◆ Instructions to follow
Locate each line of the material that contains "实时联网", then return it.

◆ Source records
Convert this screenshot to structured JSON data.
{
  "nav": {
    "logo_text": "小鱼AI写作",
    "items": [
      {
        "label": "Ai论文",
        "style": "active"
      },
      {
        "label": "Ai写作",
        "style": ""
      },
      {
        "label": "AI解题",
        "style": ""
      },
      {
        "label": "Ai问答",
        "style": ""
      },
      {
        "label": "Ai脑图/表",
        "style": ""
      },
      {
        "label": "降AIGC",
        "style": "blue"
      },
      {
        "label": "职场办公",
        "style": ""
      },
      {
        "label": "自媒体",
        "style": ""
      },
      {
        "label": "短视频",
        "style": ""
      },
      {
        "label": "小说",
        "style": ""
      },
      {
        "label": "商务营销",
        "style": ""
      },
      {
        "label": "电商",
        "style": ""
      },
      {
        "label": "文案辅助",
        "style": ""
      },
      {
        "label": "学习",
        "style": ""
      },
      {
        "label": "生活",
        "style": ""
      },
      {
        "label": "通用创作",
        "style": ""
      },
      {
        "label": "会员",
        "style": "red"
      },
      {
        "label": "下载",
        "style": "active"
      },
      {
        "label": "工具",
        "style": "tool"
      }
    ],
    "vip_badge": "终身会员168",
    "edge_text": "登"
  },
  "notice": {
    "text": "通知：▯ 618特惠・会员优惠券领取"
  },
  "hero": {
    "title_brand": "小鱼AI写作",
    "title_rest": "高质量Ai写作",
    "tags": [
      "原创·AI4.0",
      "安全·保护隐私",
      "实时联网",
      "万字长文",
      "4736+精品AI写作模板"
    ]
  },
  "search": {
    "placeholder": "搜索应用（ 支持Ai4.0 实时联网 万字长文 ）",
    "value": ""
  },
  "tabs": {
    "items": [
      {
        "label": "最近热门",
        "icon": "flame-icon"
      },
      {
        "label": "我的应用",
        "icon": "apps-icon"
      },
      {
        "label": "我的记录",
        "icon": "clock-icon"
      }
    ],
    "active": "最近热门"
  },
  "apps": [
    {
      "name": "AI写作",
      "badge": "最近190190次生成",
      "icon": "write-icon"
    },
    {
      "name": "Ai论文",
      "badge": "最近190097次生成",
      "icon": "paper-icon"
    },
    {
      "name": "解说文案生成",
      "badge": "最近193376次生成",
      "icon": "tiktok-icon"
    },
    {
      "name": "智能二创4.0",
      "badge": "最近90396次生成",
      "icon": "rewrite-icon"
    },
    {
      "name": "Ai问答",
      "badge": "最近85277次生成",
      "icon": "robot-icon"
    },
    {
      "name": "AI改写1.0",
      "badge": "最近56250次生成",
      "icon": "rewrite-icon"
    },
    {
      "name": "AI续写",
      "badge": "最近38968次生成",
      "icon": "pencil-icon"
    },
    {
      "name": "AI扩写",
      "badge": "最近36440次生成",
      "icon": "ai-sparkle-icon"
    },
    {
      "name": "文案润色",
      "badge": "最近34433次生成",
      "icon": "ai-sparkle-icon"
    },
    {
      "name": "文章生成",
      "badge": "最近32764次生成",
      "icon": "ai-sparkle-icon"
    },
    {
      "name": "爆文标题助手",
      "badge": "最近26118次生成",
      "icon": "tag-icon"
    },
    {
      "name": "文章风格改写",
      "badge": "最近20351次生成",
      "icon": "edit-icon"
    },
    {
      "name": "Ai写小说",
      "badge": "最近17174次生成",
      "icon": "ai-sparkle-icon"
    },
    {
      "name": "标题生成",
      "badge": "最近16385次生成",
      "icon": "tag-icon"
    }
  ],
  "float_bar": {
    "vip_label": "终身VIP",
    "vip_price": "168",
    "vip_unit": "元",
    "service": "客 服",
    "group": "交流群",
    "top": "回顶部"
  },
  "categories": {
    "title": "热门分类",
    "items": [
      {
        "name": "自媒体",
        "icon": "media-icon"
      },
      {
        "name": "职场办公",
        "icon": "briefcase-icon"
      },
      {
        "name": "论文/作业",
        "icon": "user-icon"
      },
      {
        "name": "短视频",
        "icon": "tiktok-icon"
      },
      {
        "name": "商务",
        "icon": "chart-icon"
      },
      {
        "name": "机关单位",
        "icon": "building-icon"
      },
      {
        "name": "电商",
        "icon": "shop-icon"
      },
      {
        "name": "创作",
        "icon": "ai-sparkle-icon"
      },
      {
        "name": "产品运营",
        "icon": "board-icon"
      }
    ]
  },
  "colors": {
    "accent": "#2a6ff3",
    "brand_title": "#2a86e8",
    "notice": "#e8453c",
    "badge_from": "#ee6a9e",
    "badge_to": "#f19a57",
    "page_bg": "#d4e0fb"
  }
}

◆ Final result
      "实时联网",
    "placeholder": "搜索应用（ 支持Ai4.0 实时联网 万字长文 ）",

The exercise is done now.